▸ Given instruction: Find the lines below that contain the string "Depth". Copy each one.

▸ Data section:
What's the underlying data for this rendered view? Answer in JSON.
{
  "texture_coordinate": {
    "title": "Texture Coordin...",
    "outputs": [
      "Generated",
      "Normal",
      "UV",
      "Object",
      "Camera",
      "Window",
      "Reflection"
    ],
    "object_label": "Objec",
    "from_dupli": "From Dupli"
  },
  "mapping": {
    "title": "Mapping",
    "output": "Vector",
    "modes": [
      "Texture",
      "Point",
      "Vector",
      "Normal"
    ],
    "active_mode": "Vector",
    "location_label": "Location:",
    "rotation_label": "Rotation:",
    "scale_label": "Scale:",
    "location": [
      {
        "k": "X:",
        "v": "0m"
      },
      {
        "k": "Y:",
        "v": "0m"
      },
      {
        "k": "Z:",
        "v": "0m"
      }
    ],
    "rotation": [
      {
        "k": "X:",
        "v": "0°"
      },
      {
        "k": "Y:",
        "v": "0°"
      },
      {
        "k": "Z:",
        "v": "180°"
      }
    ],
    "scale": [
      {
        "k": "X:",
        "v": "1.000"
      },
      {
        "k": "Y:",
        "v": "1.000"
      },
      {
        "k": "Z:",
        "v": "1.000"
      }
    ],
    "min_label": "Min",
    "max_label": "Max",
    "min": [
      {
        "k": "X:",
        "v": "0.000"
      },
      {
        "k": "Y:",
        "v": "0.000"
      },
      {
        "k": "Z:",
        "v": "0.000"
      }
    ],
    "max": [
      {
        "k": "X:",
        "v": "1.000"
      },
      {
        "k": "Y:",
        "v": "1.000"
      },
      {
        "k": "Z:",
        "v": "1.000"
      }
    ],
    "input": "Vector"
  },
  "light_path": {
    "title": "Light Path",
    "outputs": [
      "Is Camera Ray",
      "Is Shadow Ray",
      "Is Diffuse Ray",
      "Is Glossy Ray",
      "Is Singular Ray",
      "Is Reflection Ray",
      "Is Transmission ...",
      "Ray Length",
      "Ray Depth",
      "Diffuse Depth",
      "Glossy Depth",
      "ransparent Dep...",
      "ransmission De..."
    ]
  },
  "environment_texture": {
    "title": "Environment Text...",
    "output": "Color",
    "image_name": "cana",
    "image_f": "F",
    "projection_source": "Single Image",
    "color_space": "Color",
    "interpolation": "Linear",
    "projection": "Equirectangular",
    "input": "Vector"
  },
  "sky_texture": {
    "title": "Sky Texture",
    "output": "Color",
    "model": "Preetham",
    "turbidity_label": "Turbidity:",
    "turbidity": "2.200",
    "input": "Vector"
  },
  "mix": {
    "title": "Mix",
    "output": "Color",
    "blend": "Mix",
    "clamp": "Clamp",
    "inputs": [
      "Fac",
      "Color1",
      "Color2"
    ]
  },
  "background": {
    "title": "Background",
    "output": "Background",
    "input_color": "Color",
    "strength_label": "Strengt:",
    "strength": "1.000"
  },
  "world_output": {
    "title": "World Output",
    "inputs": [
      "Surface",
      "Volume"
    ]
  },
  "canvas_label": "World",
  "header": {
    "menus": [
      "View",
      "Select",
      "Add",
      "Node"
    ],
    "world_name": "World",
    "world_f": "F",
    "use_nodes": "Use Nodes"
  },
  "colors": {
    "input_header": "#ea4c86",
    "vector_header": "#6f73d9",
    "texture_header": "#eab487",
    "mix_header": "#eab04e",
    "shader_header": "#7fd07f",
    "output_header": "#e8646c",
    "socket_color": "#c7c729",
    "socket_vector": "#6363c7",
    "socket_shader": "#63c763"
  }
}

▸ Answer to this exercise:
      "Ray Depth",
      "Diffuse Depth",
      "Glossy Depth",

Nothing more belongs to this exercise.